Job -
Records follow. Select each line holding "true".

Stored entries
════
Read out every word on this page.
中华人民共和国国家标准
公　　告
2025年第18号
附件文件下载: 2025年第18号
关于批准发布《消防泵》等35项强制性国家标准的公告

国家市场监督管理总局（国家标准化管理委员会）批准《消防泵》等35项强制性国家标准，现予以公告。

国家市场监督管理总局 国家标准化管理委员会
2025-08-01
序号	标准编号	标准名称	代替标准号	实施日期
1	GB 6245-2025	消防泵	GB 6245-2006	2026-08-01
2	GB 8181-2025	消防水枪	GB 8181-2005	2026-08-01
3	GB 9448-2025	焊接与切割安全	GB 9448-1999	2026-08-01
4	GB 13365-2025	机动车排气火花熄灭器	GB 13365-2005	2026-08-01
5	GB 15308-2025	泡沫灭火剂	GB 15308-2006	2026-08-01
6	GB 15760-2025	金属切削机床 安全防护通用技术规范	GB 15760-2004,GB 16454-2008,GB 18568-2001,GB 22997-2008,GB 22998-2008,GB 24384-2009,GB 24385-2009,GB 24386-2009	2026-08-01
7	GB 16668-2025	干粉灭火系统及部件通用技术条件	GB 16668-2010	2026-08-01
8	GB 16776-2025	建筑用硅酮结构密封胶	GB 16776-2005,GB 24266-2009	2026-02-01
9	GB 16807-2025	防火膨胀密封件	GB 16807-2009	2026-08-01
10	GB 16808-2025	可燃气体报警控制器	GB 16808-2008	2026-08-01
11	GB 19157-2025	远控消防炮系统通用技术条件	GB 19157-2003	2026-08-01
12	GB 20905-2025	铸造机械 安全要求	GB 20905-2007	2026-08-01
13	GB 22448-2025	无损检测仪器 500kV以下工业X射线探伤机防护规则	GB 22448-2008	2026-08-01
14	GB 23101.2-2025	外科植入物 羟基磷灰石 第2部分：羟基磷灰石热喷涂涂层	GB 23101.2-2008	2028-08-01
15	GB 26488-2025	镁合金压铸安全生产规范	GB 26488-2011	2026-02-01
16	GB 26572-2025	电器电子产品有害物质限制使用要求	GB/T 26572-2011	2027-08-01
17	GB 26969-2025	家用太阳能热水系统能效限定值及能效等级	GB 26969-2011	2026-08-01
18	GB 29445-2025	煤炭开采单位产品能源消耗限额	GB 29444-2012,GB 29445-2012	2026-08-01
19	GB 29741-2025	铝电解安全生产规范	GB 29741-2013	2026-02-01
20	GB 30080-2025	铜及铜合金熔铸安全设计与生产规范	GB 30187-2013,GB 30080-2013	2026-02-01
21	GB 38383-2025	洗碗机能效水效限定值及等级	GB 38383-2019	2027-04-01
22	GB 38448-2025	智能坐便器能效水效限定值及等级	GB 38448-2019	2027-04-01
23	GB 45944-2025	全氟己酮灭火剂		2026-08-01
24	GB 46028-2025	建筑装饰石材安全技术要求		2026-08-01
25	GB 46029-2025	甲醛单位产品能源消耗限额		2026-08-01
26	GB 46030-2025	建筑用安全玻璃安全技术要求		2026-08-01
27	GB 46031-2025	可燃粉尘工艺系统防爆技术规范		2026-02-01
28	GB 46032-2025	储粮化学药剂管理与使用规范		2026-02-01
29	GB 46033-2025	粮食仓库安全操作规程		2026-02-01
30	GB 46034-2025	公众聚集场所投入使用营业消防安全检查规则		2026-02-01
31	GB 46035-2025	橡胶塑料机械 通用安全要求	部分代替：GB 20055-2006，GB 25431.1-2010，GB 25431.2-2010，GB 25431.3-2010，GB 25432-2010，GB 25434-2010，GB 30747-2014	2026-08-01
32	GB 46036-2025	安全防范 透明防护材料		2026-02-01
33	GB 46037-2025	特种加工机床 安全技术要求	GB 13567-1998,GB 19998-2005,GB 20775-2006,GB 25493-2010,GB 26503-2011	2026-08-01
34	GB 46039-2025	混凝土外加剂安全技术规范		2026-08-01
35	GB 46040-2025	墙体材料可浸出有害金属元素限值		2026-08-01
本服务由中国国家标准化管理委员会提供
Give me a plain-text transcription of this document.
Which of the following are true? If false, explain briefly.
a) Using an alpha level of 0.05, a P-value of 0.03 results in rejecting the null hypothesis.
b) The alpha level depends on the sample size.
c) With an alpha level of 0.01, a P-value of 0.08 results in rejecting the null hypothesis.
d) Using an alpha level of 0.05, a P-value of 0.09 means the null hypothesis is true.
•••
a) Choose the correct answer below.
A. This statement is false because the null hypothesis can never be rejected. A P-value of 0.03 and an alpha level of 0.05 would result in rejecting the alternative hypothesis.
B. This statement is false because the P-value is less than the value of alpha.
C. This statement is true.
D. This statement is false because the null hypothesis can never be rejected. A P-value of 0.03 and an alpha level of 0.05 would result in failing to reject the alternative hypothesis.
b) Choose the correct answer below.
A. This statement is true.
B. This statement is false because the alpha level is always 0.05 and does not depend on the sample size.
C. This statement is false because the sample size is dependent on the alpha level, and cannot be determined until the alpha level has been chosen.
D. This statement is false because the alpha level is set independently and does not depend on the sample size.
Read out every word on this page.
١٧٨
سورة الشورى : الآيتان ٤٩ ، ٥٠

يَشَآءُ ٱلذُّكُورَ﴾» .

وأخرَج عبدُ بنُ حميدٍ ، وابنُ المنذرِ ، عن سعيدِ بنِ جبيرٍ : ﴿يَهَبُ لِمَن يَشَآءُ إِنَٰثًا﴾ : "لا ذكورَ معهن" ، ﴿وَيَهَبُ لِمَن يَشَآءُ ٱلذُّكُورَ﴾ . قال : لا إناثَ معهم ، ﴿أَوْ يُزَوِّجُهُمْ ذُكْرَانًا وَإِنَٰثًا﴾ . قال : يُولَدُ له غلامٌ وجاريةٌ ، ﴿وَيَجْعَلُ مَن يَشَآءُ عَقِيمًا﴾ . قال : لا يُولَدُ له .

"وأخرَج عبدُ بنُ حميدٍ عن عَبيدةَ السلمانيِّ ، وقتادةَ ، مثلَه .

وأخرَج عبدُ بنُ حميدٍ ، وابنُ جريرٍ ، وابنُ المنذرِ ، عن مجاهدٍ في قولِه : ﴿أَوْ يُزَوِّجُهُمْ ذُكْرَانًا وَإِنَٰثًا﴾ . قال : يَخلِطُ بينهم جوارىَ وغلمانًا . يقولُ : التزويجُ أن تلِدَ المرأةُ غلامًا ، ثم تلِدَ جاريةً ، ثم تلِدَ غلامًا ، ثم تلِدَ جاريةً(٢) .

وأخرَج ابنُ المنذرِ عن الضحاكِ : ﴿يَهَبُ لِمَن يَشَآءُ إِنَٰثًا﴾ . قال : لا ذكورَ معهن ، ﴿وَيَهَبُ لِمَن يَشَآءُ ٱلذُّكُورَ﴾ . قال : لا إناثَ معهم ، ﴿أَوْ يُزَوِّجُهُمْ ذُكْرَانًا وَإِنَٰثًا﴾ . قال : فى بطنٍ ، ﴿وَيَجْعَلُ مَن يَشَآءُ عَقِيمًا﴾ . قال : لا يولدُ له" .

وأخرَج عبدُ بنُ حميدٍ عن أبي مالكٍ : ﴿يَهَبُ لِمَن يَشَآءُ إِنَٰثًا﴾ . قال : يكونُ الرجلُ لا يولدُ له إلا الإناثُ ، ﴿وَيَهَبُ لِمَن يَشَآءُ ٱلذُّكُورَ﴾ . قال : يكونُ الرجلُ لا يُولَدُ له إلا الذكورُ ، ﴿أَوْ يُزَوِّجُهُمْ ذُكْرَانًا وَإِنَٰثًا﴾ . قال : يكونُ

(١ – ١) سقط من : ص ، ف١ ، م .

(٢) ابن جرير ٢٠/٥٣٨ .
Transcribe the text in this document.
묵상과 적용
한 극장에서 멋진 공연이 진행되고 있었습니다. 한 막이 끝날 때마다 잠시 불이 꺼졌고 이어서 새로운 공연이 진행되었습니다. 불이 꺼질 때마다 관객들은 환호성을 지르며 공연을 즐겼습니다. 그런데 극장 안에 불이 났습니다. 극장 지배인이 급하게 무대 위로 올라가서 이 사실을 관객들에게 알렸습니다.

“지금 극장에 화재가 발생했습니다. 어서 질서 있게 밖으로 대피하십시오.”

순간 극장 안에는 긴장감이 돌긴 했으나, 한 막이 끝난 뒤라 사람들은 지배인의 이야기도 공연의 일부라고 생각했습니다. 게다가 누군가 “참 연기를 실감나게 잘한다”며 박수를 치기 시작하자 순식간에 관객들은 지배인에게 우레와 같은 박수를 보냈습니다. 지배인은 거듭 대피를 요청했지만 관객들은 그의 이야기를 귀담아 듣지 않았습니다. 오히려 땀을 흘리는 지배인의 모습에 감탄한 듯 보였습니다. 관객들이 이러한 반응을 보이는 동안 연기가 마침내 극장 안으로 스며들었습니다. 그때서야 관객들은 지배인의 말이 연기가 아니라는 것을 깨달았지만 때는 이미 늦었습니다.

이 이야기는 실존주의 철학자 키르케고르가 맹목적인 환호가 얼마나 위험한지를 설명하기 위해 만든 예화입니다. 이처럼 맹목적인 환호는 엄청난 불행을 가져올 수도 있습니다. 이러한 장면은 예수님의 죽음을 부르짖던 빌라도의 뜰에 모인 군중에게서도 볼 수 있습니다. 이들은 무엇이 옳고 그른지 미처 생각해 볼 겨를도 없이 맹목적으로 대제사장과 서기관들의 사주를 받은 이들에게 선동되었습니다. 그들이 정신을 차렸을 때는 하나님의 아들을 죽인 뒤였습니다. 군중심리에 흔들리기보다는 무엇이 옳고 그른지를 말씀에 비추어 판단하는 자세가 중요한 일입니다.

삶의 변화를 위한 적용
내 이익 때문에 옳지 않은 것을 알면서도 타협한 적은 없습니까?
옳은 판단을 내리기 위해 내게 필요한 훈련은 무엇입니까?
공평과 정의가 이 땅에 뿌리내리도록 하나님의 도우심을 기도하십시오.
════
Finished answer -
Which of the following are true? If false, explain briefly.
d) Using an alpha level of 0.05, a P-value of 0.09 means the null hypothesis is true.
C. This statement is true.
A. This statement is true.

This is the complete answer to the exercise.